Exercise requirements: Extract the data exactly, missing nothing.

Material for the task:
━━━━

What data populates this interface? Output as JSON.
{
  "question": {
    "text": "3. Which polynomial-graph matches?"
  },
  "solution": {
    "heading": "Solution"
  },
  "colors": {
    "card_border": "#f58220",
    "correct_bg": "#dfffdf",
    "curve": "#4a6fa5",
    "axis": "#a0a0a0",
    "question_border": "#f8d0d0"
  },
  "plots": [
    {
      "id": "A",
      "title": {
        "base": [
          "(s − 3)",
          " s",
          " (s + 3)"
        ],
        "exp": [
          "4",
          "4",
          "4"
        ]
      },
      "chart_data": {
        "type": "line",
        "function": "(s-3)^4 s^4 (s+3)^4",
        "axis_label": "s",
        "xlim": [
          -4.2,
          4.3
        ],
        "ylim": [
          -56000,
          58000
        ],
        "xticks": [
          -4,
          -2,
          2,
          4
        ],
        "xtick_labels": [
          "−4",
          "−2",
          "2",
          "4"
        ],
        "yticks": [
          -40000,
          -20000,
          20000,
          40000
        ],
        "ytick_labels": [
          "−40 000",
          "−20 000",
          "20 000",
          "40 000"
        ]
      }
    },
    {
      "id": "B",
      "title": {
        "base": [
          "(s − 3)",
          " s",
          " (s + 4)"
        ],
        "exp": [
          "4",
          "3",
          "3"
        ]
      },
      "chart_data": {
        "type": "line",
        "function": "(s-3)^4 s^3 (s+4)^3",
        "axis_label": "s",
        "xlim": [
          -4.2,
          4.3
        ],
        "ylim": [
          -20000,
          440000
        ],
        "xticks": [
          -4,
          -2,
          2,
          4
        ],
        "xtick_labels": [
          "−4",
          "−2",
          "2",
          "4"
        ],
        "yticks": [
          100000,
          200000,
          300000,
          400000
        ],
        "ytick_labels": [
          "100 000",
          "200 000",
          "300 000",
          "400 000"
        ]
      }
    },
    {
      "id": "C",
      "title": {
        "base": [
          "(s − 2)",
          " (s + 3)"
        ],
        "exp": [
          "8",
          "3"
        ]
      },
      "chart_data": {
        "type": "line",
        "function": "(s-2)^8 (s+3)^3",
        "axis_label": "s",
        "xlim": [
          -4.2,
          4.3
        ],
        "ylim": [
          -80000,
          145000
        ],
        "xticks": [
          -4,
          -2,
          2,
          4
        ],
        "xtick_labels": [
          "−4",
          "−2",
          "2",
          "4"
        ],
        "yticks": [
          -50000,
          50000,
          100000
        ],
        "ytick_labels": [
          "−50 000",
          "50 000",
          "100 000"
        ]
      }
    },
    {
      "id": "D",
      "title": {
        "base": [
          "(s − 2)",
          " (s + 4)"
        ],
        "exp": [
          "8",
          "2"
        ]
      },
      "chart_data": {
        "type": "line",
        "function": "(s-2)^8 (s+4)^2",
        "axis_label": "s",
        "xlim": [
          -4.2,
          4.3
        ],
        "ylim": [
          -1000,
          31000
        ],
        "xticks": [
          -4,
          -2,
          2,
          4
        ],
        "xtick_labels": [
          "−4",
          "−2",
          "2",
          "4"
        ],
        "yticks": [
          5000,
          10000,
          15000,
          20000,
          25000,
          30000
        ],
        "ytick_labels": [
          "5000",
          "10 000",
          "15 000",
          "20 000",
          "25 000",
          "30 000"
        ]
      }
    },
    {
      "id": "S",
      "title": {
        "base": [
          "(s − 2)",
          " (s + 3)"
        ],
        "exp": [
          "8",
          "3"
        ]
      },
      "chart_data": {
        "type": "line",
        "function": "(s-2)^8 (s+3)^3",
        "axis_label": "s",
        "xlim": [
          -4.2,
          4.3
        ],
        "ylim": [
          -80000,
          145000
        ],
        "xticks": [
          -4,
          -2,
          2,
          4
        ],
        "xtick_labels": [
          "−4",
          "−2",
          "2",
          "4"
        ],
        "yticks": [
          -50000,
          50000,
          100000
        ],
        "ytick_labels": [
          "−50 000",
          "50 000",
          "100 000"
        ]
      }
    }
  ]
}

━━━━

Task output:
What data populates this interface? Output as JSON.
{
  "question": {
    "text": "3. Which polynomial-graph matches?"
  },
  "solution": {
    "heading": "Solution"
  },
  "colors": {
    "card_border": "#f58220",
    "correct_bg": "#dfffdf",
    "curve": "#4a6fa5",
    "axis": "#a0a0a0",
    "question_border": "#f8d0d0"
  },
  "plots": [
    {
      "id": "A",
      "title": {
        "base": [
          "(s − 3)",
          " s",
          " (s + 3)"
        ],
        "exp": [
          "4",
          "4",
          "4"
        ]
      },
      "chart_data": {
        "type": "line",
        "function": "(s-3)^4 s^4 (s+3)^4",
        "axis_label": "s",
        "xlim": [
          -4.2,
          4.3
        ],
        "ylim": [
          -56000,
          58000
        ],
        "xticks": [
          -4,
          -2,
          2,
          4
        ],
        "xtick_labels": [
          "−4",
          "−2",
          "2",
          "4"
        ],
        "yticks": [
          -40000,
          -20000,
          20000,
          40000
        ],
        "ytick_labels": [
          "−40 000",
          "−20 000",
          "20 000",
          "40 000"
        ]
      }
    },
    {
      "id": "B",
      "title": {
        "base": [
          "(s − 3)",
          " s",
          " (s + 4)"
        ],
        "exp": [
          "4",
          "3",
          "3"
        ]
      },
      "chart_data": {
        "type": "line",
        "function": "(s-3)^4 s^3 (s+4)^3",
        "axis_label": "s",
        "xlim": [
          -4.2,
          4.3
        ],
        "ylim": [
          -20000,
          440000
        ],
        "xticks": [
          -4,
          -2,
          2,
          4
        ],
        "xtick_labels": [
          "−4",
          "−2",
          "2",
          "4"
        ],
        "yticks": [
          100000,
          200000,
          300000,
          400000
        ],
        "ytick_labels": [
          "100 000",
          "200 000",
          "300 000",
          "400 000"
        ]
      }
    },
    {
      "id": "C",
      "title": {
        "base": [
          "(s − 2)",
          " (s + 3)"
        ],
        "exp": [
          "8",
          "3"
        ]
      },
      "chart_data": {
        "type": "line",
        "function": "(s-2)^8 (s+3)^3",
        "axis_label": "s",
        "xlim": [
          -4.2,
          4.3
        ],
        "ylim": [
          -80000,
          145000
        ],
        "xticks": [
          -4,
          -2,
          2,
          4
        ],
        "xtick_labels": [
          "−4",
          "−2",
          "2",
          "4"
        ],
        "yticks": [
          -50000,
          50000,
          100000
        ],
        "ytick_labels": [
          "−50 000",
          "50 000",
          "100 000"
        ]
      }
    },
    {
      "id": "D",
      "title": {
        "base": [
          "(s − 2)",
          " (s + 4)"
        ],
        "exp": [
          "8",
          "2"
        ]
      },
      "chart_data": {
        "type": "line",
        "function": "(s-2)^8 (s+4)^2",
        "axis_label": "s",
        "xlim": [
          -4.2,
          4.3
        ],
        "ylim": [
          -1000,
          31000
        ],
        "xticks": [
          -4,
          -2,
          2,
          4
        ],
        "xtick_labels": [
          "−4",
          "−2",
          "2",
          "4"
        ],
        "yticks": [
          5000,
          10000,
          15000,
          20000,
          25000,
          30000
        ],
        "ytick_labels": [
          "5000",
          "10 000",
          "15 000",
          "20 000",
          "25 000",
          "30 000"
        ]
      }
    },
    {
      "id": "S",
      "title": {
        "base": [
          "(s − 2)",
          " (s + 3)"
        ],
        "exp": [
          "8",
          "3"
        ]
      },
      "chart_data": {
        "type": "line",
        "function": "(s-2)^8 (s+3)^3",
        "axis_label": "s",
        "xlim": [
          -4.2,
          4.3
        ],
        "ylim": [
          -80000,
          145000
        ],
        "xticks": [
          -4,
          -2,
          2,
          4
        ],
        "xtick_labels": [
          "−4",
          "−2",
          "2",
          "4"
        ],
        "yticks": [
          -50000,
          50000,
          100000
        ],
        "ytick_labels": [
          "−50 000",
          "50 000",
          "100 000"
        ]
      }
    }
  ]
}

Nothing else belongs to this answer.